[Records]
──────────────────────────────

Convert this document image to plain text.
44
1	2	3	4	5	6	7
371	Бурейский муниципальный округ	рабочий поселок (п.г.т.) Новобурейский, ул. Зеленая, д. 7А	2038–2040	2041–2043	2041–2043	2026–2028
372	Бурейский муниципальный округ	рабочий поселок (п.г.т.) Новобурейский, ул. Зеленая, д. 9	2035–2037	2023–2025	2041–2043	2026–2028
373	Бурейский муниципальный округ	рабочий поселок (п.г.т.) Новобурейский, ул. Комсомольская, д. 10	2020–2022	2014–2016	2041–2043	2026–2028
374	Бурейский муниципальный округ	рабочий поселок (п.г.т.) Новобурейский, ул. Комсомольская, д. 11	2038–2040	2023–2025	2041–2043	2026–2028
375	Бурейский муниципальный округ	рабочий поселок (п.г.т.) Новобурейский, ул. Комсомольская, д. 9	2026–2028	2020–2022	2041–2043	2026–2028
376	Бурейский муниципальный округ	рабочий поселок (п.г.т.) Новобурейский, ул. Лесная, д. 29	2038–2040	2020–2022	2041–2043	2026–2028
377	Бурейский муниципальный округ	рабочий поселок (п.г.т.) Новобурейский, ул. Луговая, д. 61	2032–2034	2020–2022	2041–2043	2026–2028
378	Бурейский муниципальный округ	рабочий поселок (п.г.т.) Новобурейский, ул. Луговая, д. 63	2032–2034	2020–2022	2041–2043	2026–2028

──────────────────────────────

* _TASK GOAL_
Write out all the lines again, exactly as they are.

* _OUTPUT BELOW_
Convert this document image to plain text.
44
1	2	3	4	5	6	7
371	Бурейский муниципальный округ	рабочий поселок (п.г.т.) Новобурейский, ул. Зеленая, д. 7А	2038–2040	2041–2043	2041–2043	2026–2028
372	Бурейский муниципальный округ	рабочий поселок (п.г.т.) Новобурейский, ул. Зеленая, д. 9	2035–2037	2023–2025	2041–2043	2026–2028
373	Бурейский муниципальный округ	рабочий поселок (п.г.т.) Новобурейский, ул. Комсомольская, д. 10	2020–2022	2014–2016	2041–2043	2026–2028
374	Бурейский муниципальный округ	рабочий поселок (п.г.т.) Новобурейский, ул. Комсомольская, д. 11	2038–2040	2023–2025	2041–2043	2026–2028
375	Бурейский муниципальный округ	рабочий поселок (п.г.т.) Новобурейский, ул. Комсомольская, д. 9	2026–2028	2020–2022	2041–2043	2026–2028
376	Бурейский муниципальный округ	рабочий поселок (п.г.т.) Новобурейский, ул. Лесная, д. 29	2038–2040	2020–2022	2041–2043	2026–2028
377	Бурейский муниципальный округ	рабочий поселок (п.г.т.) Новобурейский, ул. Луговая, д. 61	2032–2034	2020–2022	2041–2043	2026–2028
378	Бурейский муниципальный округ	рабочий поселок (п.г.т.) Новобурейский, ул. Луговая, д. 63	2032–2034	2020–2022	2041–2043	2026–2028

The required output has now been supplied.